— Start Material —

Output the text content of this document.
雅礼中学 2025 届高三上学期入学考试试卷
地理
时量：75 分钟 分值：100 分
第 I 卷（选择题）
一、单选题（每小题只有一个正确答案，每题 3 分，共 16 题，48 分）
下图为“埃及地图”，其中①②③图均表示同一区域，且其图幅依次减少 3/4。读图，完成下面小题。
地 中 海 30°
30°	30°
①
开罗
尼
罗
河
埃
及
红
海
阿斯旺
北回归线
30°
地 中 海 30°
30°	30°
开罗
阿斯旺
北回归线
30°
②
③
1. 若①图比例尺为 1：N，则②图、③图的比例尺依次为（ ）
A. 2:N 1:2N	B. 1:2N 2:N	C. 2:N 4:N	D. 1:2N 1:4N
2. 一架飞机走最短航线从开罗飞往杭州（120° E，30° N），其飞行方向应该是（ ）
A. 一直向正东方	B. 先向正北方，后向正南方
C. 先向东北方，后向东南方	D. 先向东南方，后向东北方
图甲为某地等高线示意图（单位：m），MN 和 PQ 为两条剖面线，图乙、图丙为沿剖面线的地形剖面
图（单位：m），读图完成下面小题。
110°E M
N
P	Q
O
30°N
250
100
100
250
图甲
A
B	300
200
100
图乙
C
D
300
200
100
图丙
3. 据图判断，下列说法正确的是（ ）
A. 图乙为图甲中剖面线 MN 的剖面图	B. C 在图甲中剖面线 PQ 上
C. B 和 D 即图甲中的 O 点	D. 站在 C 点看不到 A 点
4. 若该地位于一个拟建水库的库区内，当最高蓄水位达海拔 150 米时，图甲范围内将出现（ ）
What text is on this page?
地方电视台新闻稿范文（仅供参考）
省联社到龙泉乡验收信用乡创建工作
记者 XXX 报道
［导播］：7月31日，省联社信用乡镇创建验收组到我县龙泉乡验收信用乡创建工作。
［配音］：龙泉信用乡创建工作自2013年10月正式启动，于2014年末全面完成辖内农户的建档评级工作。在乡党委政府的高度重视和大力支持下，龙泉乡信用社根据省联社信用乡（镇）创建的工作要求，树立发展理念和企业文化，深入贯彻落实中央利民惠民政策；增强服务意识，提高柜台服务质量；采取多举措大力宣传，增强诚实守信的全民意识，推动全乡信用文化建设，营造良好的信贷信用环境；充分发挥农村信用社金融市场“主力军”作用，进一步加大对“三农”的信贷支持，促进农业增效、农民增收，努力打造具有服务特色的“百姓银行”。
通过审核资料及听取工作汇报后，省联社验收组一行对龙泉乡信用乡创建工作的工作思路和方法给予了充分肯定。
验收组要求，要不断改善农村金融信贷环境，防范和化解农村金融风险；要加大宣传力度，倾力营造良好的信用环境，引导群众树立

— End Material —

Required task
Reproduce all of the material above word for word.

Response to the task
Output the text content of this document.
雅礼中学 2025 届高三上学期入学考试试卷
地理
时量：75 分钟 分值：100 分
第 I 卷（选择题）
一、单选题（每小题只有一个正确答案，每题 3 分，共 16 题，48 分）
下图为“埃及地图”，其中①②③图均表示同一区域，且其图幅依次减少 3/4。读图，完成下面小题。
地 中 海 30°
30°	30°
①
开罗
尼
罗
河
埃
及
红
海
阿斯旺
北回归线
30°
地 中 海 30°
30°	30°
开罗
阿斯旺
北回归线
30°
②
③
1. 若①图比例尺为 1：N，则②图、③图的比例尺依次为（ ）
A. 2:N 1:2N	B. 1:2N 2:N	C. 2:N 4:N	D. 1:2N 1:4N
2. 一架飞机走最短航线从开罗飞往杭州（120° E，30° N），其飞行方向应该是（ ）
A. 一直向正东方	B. 先向正北方，后向正南方
C. 先向东北方，后向东南方	D. 先向东南方，后向东北方
图甲为某地等高线示意图（单位：m），MN 和 PQ 为两条剖面线，图乙、图丙为沿剖面线的地形剖面
图（单位：m），读图完成下面小题。
110°E M
N
P	Q
O
30°N
250
100
100
250
图甲
A
B	300
200
100
图乙
C
D
300
200
100
图丙
3. 据图判断，下列说法正确的是（ ）
A. 图乙为图甲中剖面线 MN 的剖面图	B. C 在图甲中剖面线 PQ 上
C. B 和 D 即图甲中的 O 点	D. 站在 C 点看不到 A 点
4. 若该地位于一个拟建水库的库区内，当最高蓄水位达海拔 150 米时，图甲范围内将出现（ ）
What text is on this page?
地方电视台新闻稿范文（仅供参考）
省联社到龙泉乡验收信用乡创建工作
记者 XXX 报道
［导播］：7月31日，省联社信用乡镇创建验收组到我县龙泉乡验收信用乡创建工作。
［配音］：龙泉信用乡创建工作自2013年10月正式启动，于2014年末全面完成辖内农户的建档评级工作。在乡党委政府的高度重视和大力支持下，龙泉乡信用社根据省联社信用乡（镇）创建的工作要求，树立发展理念和企业文化，深入贯彻落实中央利民惠民政策；增强服务意识，提高柜台服务质量；采取多举措大力宣传，增强诚实守信的全民意识，推动全乡信用文化建设，营造良好的信贷信用环境；充分发挥农村信用社金融市场“主力军”作用，进一步加大对“三农”的信贷支持，促进农业增效、农民增收，努力打造具有服务特色的“百姓银行”。
通过审核资料及听取工作汇报后，省联社验收组一行对龙泉乡信用乡创建工作的工作思路和方法给予了充分肯定。
验收组要求，要不断改善农村金融信贷环境，防范和化解农村金融风险；要加大宣传力度，倾力营造良好的信用环境，引导群众树立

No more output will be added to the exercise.